-- Start ENTRIES SHOWN --

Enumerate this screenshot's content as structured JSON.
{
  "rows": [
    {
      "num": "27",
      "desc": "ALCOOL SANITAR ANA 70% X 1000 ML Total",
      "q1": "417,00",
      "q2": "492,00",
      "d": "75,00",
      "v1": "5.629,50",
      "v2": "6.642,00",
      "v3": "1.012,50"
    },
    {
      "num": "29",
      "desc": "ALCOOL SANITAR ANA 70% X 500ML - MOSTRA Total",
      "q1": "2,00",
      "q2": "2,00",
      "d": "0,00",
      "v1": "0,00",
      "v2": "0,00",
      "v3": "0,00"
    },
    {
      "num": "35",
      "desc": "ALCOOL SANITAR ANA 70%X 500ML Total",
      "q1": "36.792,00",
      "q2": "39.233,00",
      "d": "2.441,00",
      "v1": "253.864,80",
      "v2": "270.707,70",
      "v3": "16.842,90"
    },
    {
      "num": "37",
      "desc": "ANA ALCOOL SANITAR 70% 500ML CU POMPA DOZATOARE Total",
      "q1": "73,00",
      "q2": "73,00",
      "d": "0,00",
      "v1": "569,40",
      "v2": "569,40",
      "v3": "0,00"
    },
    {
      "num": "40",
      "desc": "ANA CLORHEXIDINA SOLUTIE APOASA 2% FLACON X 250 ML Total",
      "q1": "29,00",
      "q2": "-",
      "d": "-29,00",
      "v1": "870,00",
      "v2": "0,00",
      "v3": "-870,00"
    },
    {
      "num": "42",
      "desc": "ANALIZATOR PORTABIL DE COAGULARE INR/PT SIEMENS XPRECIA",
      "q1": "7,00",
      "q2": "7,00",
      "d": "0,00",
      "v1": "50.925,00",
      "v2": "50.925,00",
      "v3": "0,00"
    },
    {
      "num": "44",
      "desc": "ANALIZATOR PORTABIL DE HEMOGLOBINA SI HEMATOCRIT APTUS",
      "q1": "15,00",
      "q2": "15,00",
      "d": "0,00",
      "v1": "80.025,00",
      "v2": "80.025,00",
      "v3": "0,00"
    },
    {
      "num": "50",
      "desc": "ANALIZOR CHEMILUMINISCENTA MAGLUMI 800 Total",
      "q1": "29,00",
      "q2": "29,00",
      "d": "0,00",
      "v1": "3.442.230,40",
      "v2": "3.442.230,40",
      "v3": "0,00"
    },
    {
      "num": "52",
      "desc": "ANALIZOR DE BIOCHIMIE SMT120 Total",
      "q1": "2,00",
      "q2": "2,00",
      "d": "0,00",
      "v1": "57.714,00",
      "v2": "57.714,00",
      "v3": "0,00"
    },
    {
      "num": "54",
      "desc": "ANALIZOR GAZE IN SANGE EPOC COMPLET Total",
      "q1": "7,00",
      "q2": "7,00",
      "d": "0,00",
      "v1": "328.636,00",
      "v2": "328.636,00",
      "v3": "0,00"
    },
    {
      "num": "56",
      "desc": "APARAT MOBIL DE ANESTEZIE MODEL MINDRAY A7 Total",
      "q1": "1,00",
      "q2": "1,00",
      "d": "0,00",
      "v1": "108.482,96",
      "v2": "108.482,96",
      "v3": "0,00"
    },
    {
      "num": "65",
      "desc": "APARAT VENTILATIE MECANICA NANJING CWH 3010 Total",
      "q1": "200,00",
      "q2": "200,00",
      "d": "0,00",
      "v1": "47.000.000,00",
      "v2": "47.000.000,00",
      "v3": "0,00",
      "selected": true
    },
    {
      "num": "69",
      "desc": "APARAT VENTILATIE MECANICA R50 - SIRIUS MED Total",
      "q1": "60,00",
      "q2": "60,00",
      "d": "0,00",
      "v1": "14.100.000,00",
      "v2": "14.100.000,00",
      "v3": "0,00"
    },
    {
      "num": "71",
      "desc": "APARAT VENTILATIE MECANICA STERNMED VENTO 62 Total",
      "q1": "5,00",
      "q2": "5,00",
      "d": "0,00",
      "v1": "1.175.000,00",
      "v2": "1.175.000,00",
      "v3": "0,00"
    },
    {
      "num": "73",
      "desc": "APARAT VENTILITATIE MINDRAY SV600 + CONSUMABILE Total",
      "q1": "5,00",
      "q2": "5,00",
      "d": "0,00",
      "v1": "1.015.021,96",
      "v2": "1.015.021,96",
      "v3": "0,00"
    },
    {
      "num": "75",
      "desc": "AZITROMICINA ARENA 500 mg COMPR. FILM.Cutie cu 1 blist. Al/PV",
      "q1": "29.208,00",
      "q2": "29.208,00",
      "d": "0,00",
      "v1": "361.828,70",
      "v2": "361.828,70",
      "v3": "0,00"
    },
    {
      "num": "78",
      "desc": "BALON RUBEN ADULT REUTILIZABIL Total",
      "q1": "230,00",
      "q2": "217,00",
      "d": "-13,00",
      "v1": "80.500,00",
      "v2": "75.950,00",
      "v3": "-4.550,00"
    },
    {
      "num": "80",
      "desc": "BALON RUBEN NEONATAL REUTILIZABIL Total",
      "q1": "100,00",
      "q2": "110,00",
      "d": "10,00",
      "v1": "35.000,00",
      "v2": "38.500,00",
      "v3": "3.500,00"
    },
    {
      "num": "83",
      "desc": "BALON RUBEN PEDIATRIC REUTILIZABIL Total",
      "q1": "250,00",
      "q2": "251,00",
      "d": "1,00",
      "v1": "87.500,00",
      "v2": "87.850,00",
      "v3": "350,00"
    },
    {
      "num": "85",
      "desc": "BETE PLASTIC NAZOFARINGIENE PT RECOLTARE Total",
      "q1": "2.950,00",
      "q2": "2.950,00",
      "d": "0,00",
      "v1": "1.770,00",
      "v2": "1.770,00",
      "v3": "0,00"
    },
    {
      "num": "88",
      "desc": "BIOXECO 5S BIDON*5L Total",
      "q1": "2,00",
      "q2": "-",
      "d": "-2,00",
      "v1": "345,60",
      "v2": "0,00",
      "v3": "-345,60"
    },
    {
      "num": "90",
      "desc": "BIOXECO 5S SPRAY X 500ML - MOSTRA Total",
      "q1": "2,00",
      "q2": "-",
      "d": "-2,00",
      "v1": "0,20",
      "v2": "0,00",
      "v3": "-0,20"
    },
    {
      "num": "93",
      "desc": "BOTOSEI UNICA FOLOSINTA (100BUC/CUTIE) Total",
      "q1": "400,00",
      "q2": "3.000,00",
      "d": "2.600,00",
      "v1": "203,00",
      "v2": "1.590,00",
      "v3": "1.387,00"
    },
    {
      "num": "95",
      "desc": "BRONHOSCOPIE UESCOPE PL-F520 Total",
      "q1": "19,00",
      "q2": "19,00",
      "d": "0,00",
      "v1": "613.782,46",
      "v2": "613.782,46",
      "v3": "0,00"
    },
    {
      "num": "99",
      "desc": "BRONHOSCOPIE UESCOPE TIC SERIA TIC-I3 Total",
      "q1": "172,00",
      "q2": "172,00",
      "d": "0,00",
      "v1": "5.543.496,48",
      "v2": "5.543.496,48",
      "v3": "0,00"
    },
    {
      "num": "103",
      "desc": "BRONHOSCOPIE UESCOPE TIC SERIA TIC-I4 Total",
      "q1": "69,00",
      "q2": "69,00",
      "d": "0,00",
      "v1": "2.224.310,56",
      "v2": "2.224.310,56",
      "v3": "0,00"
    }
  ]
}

-- End ENTRIES SHOWN --

* _WRITTEN TASK_: Quote the data in full, keeping each word unchanged.

* _COMPLETE RESPONSE_:
Enumerate this screenshot's content as structured JSON.
{
  "rows": [
    {
      "num": "27",
      "desc": "ALCOOL SANITAR ANA 70% X 1000 ML Total",
      "q1": "417,00",
      "q2": "492,00",
      "d": "75,00",
      "v1": "5.629,50",
      "v2": "6.642,00",
      "v3": "1.012,50"
    },
    {
      "num": "29",
      "desc": "ALCOOL SANITAR ANA 70% X 500ML - MOSTRA Total",
      "q1": "2,00",
      "q2": "2,00",
      "d": "0,00",
      "v1": "0,00",
      "v2": "0,00",
      "v3": "0,00"
    },
    {
      "num": "35",
      "desc": "ALCOOL SANITAR ANA 70%X 500ML Total",
      "q1": "36.792,00",
      "q2": "39.233,00",
      "d": "2.441,00",
      "v1": "253.864,80",
      "v2": "270.707,70",
      "v3": "16.842,90"
    },
    {
      "num": "37",
      "desc": "ANA ALCOOL SANITAR 70% 500ML CU POMPA DOZATOARE Total",
      "q1": "73,00",
      "q2": "73,00",
      "d": "0,00",
      "v1": "569,40",
      "v2": "569,40",
      "v3": "0,00"
    },
    {
      "num": "40",
      "desc": "ANA CLORHEXIDINA SOLUTIE APOASA 2% FLACON X 250 ML Total",
      "q1": "29,00",
      "q2": "-",
      "d": "-29,00",
      "v1": "870,00",
      "v2": "0,00",
      "v3": "-870,00"
    },
    {
      "num": "42",
      "desc": "ANALIZATOR PORTABIL DE COAGULARE INR/PT SIEMENS XPRECIA",
      "q1": "7,00",
      "q2": "7,00",
      "d": "0,00",
      "v1": "50.925,00",
      "v2": "50.925,00",
      "v3": "0,00"
    },
    {
      "num": "44",
      "desc": "ANALIZATOR PORTABIL DE HEMOGLOBINA SI HEMATOCRIT APTUS",
      "q1": "15,00",
      "q2": "15,00",
      "d": "0,00",
      "v1": "80.025,00",
      "v2": "80.025,00",
      "v3": "0,00"
    },
    {
      "num": "50",
      "desc": "ANALIZOR CHEMILUMINISCENTA MAGLUMI 800 Total",
      "q1": "29,00",
      "q2": "29,00",
      "d": "0,00",
      "v1": "3.442.230,40",
      "v2": "3.442.230,40",
      "v3": "0,00"
    },
    {
      "num": "52",
      "desc": "ANALIZOR DE BIOCHIMIE SMT120 Total",
      "q1": "2,00",
      "q2": "2,00",
      "d": "0,00",
      "v1": "57.714,00",
      "v2": "57.714,00",
      "v3": "0,00"
    },
    {
      "num": "54",
      "desc": "ANALIZOR GAZE IN SANGE EPOC COMPLET Total",
      "q1": "7,00",
      "q2": "7,00",
      "d": "0,00",
      "v1": "328.636,00",
      "v2": "328.636,00",
      "v3": "0,00"
    },
    {
      "num": "56",
      "desc": "APARAT MOBIL DE ANESTEZIE MODEL MINDRAY A7 Total",
      "q1": "1,00",
      "q2": "1,00",
      "d": "0,00",
      "v1": "108.482,96",
      "v2": "108.482,96",
      "v3": "0,00"
    },
    {
      "num": "65",
      "desc": "APARAT VENTILATIE MECANICA NANJING CWH 3010 Total",
      "q1": "200,00",
      "q2": "200,00",
      "d": "0,00",
      "v1": "47.000.000,00",
      "v2": "47.000.000,00",
      "v3": "0,00",
      "selected": true
    },
    {
      "num": "69",
      "desc": "APARAT VENTILATIE MECANICA R50 - SIRIUS MED Total",
      "q1": "60,00",
      "q2": "60,00",
      "d": "0,00",
      "v1": "14.100.000,00",
      "v2": "14.100.000,00",
      "v3": "0,00"
    },
    {
      "num": "71",
      "desc": "APARAT VENTILATIE MECANICA STERNMED VENTO 62 Total",
      "q1": "5,00",
      "q2": "5,00",
      "d": "0,00",
      "v1": "1.175.000,00",
      "v2": "1.175.000,00",
      "v3": "0,00"
    },
    {
      "num": "73",
      "desc": "APARAT VENTILITATIE MINDRAY SV600 + CONSUMABILE Total",
      "q1": "5,00",
      "q2": "5,00",
      "d": "0,00",
      "v1": "1.015.021,96",
      "v2": "1.015.021,96",
      "v3": "0,00"
    },
    {
      "num": "75",
      "desc": "AZITROMICINA ARENA 500 mg COMPR. FILM.Cutie cu 1 blist. Al/PV",
      "q1": "29.208,00",
      "q2": "29.208,00",
      "d": "0,00",
      "v1": "361.828,70",
      "v2": "361.828,70",
      "v3": "0,00"
    },
    {
      "num": "78",
      "desc": "BALON RUBEN ADULT REUTILIZABIL Total",
      "q1": "230,00",
      "q2": "217,00",
      "d": "-13,00",
      "v1": "80.500,00",
      "v2": "75.950,00",
      "v3": "-4.550,00"
    },
    {
      "num": "80",
      "desc": "BALON RUBEN NEONATAL REUTILIZABIL Total",
      "q1": "100,00",
      "q2": "110,00",
      "d": "10,00",
      "v1": "35.000,00",
      "v2": "38.500,00",
      "v3": "3.500,00"
    },
    {
      "num": "83",
      "desc": "BALON RUBEN PEDIATRIC REUTILIZABIL Total",
      "q1": "250,00",
      "q2": "251,00",
      "d": "1,00",
      "v1": "87.500,00",
      "v2": "87.850,00",
      "v3": "350,00"
    },
    {
      "num": "85",
      "desc": "BETE PLASTIC NAZOFARINGIENE PT RECOLTARE Total",
      "q1": "2.950,00",
      "q2": "2.950,00",
      "d": "0,00",
      "v1": "1.770,00",
      "v2": "1.770,00",
      "v3": "0,00"
    },
    {
      "num": "88",
      "desc": "BIOXECO 5S BIDON*5L Total",
      "q1": "2,00",
      "q2": "-",
      "d": "-2,00",
      "v1": "345,60",
      "v2": "0,00",
      "v3": "-345,60"
    },
    {
      "num": "90",
      "desc": "BIOXECO 5S SPRAY X 500ML - MOSTRA Total",
      "q1": "2,00",
      "q2": "-",
      "d": "-2,00",
      "v1": "0,20",
      "v2": "0,00",
      "v3": "-0,20"
    },
    {
      "num": "93",
      "desc": "BOTOSEI UNICA FOLOSINTA (100BUC/CUTIE) Total",
      "q1": "400,00",
      "q2": "3.000,00",
      "d": "2.600,00",
      "v1": "203,00",
      "v2": "1.590,00",
      "v3": "1.387,00"
    },
    {
      "num": "95",
      "desc": "BRONHOSCOPIE UESCOPE PL-F520 Total",
      "q1": "19,00",
      "q2": "19,00",
      "d": "0,00",
      "v1": "613.782,46",
      "v2": "613.782,46",
      "v3": "0,00"
    },
    {
      "num": "99",
      "desc": "BRONHOSCOPIE UESCOPE TIC SERIA TIC-I3 Total",
      "q1": "172,00",
      "q2": "172,00",
      "d": "0,00",
      "v1": "5.543.496,48",
      "v2": "5.543.496,48",
      "v3": "0,00"
    },
    {
      "num": "103",
      "desc": "BRONHOSCOPIE UESCOPE TIC SERIA TIC-I4 Total",
      "q1": "69,00",
      "q2": "69,00",
      "d": "0,00",
      "v1": "2.224.310,56",
      "v2": "2.224.310,56",
      "v3": "0,00"
    }
  ]
}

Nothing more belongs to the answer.